Each line that includes the word "endre" counts once; give the total and nothing more.

# start of Supplied records

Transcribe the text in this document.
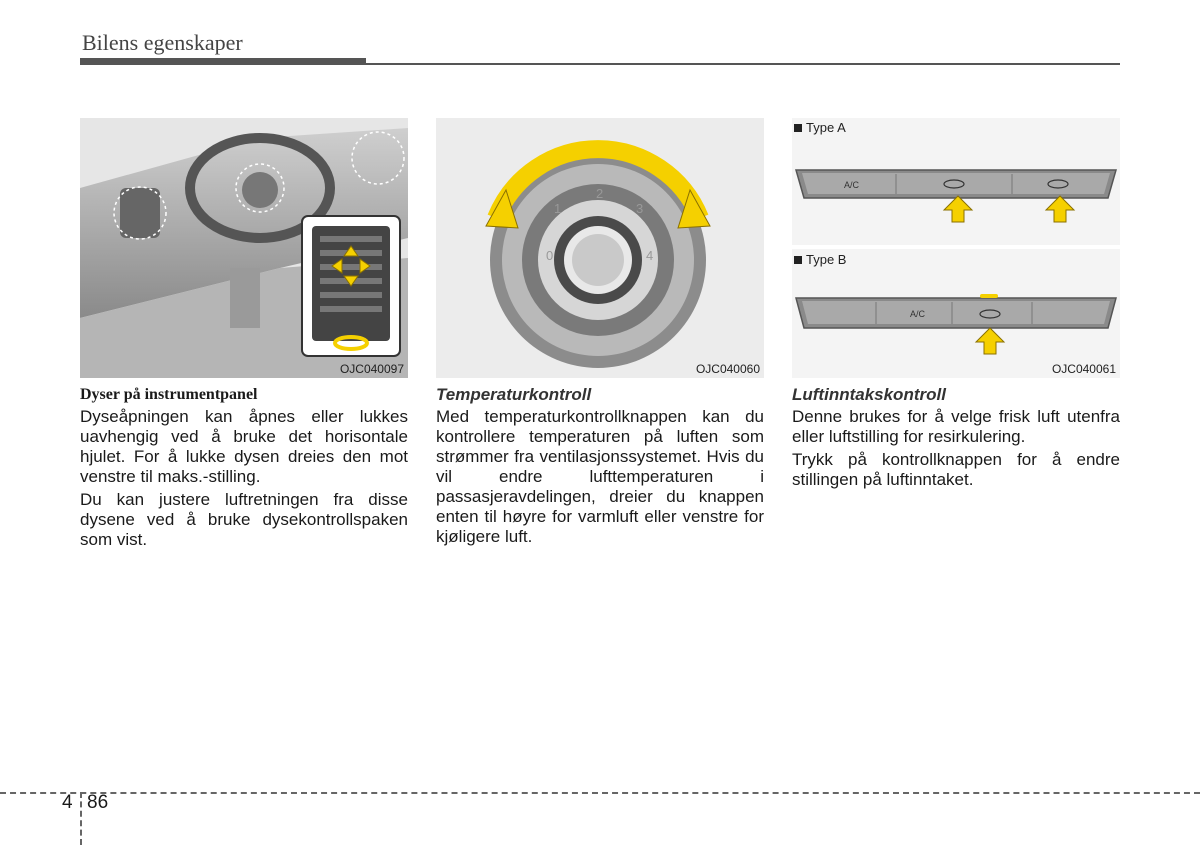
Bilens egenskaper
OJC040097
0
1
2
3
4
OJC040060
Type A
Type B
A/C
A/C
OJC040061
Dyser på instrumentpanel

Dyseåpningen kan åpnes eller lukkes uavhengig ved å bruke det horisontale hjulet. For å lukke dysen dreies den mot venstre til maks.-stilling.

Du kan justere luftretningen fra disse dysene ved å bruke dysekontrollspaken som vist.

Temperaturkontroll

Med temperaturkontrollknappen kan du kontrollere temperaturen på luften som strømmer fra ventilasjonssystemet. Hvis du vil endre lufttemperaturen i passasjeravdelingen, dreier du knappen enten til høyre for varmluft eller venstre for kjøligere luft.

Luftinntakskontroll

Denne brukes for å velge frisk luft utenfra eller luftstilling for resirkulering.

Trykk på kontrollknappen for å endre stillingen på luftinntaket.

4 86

# end of Supplied records

Response for this exercise
2